**PROBLEM DESCRIPTION**. All lines featuring the string "name" are to be listed.

**INFORMATION GIVEN**.
■ ■ ■ ■ ■

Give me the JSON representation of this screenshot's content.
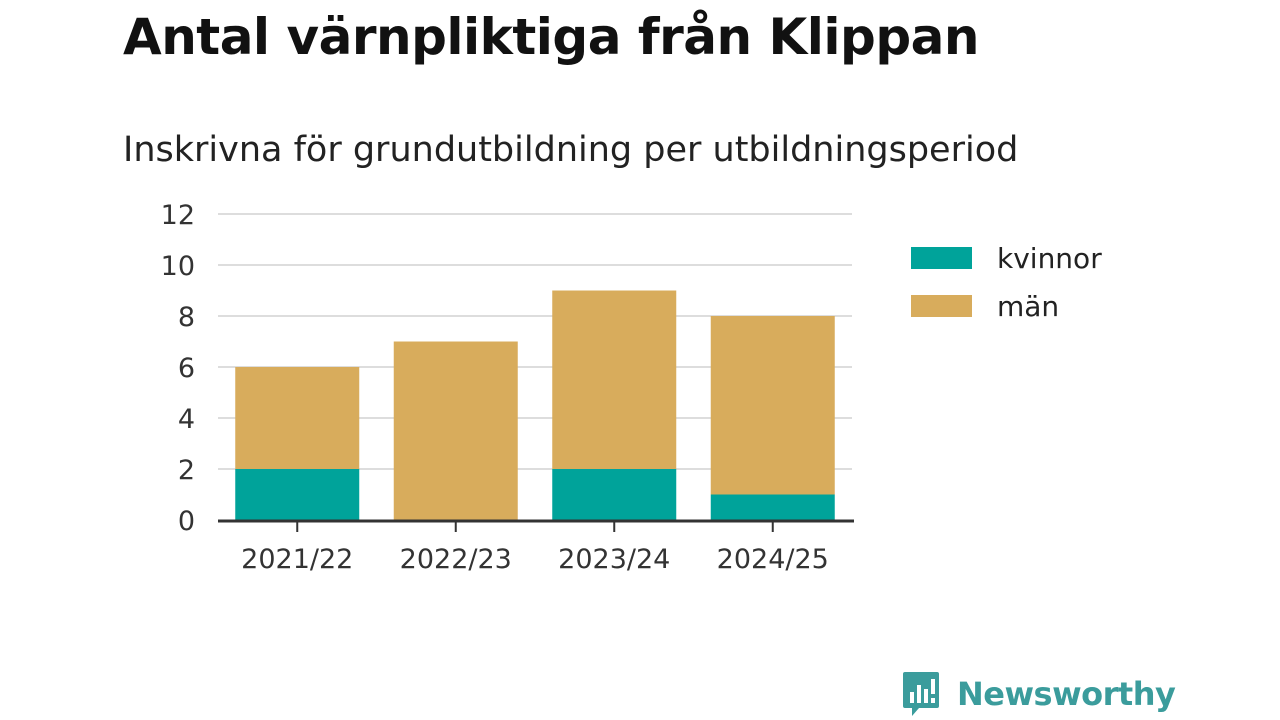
{
  "colors": {
    "kvinnor": "#00a39a",
    "man": "#d8ac5c",
    "brand": "#3b9c9c",
    "grid": "#dddddd",
    "axis": "#333333"
  },
  "brand": {
    "name": "Newsworthy",
    "icon": "bar-chart-speech-bubble-icon"
  },
  "chart_data": {
    "type": "bar",
    "stacked": true,
    "title": "Antal värnpliktiga från Klippan",
    "subtitle": "Inskrivna för grundutbildning per utbildningsperiod",
    "xlabel": "",
    "ylabel": "",
    "categories": [
      "2021/22",
      "2022/23",
      "2023/24",
      "2024/25"
    ],
    "series": [
      {
        "name": "kvinnor",
        "values": [
          2,
          0,
          2,
          1
        ]
      },
      {
        "name": "män",
        "values": [
          4,
          7,
          7,
          7
        ]
      }
    ],
    "ylim": [
      0,
      12
    ],
    "yticks": [
      0,
      2,
      4,
      6,
      8,
      10,
      12
    ],
    "grid": true,
    "legend_position": "right"
  }
}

■ ■ ■ ■ ■

**ANSWER TO THE EXERCISE**.
    "name": "Newsworthy",
        "name": "kvinnor",
        "name": "män",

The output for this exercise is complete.